- REQUIREMENTS -
Reproduce the listing below without any change.

□ □ □

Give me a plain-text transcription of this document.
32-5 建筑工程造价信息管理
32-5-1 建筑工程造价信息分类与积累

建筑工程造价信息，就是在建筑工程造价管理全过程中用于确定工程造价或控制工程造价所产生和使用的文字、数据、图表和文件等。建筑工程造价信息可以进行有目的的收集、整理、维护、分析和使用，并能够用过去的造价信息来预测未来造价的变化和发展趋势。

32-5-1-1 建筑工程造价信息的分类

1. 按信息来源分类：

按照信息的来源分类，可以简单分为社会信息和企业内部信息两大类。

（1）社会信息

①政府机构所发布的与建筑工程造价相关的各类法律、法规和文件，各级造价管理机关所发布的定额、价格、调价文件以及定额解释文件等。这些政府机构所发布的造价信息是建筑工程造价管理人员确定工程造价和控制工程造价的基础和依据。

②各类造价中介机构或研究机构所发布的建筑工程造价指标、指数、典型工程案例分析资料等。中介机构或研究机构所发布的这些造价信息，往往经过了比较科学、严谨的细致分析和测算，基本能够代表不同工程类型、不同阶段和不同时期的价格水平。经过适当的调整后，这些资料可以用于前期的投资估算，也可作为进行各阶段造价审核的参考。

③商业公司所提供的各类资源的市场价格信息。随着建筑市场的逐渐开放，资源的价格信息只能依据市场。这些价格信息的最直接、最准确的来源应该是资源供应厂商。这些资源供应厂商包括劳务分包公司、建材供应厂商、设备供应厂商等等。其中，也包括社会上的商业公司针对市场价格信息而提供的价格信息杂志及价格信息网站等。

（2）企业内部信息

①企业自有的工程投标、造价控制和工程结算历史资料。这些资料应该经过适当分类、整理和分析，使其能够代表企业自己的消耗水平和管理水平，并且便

□ □ □

- ANSWER FOR THIS EXERCISE -
Give me a plain-text transcription of this document.
32-5 建筑工程造价信息管理
32-5-1 建筑工程造价信息分类与积累

建筑工程造价信息，就是在建筑工程造价管理全过程中用于确定工程造价或控制工程造价所产生和使用的文字、数据、图表和文件等。建筑工程造价信息可以进行有目的的收集、整理、维护、分析和使用，并能够用过去的造价信息来预测未来造价的变化和发展趋势。

32-5-1-1 建筑工程造价信息的分类

1. 按信息来源分类：

按照信息的来源分类，可以简单分为社会信息和企业内部信息两大类。

（1）社会信息

①政府机构所发布的与建筑工程造价相关的各类法律、法规和文件，各级造价管理机关所发布的定额、价格、调价文件以及定额解释文件等。这些政府机构所发布的造价信息是建筑工程造价管理人员确定工程造价和控制工程造价的基础和依据。

②各类造价中介机构或研究机构所发布的建筑工程造价指标、指数、典型工程案例分析资料等。中介机构或研究机构所发布的这些造价信息，往往经过了比较科学、严谨的细致分析和测算，基本能够代表不同工程类型、不同阶段和不同时期的价格水平。经过适当的调整后，这些资料可以用于前期的投资估算，也可作为进行各阶段造价审核的参考。

③商业公司所提供的各类资源的市场价格信息。随着建筑市场的逐渐开放，资源的价格信息只能依据市场。这些价格信息的最直接、最准确的来源应该是资源供应厂商。这些资源供应厂商包括劳务分包公司、建材供应厂商、设备供应厂商等等。其中，也包括社会上的商业公司针对市场价格信息而提供的价格信息杂志及价格信息网站等。

（2）企业内部信息

①企业自有的工程投标、造价控制和工程结算历史资料。这些资料应该经过适当分类、整理和分析，使其能够代表企业自己的消耗水平和管理水平，并且便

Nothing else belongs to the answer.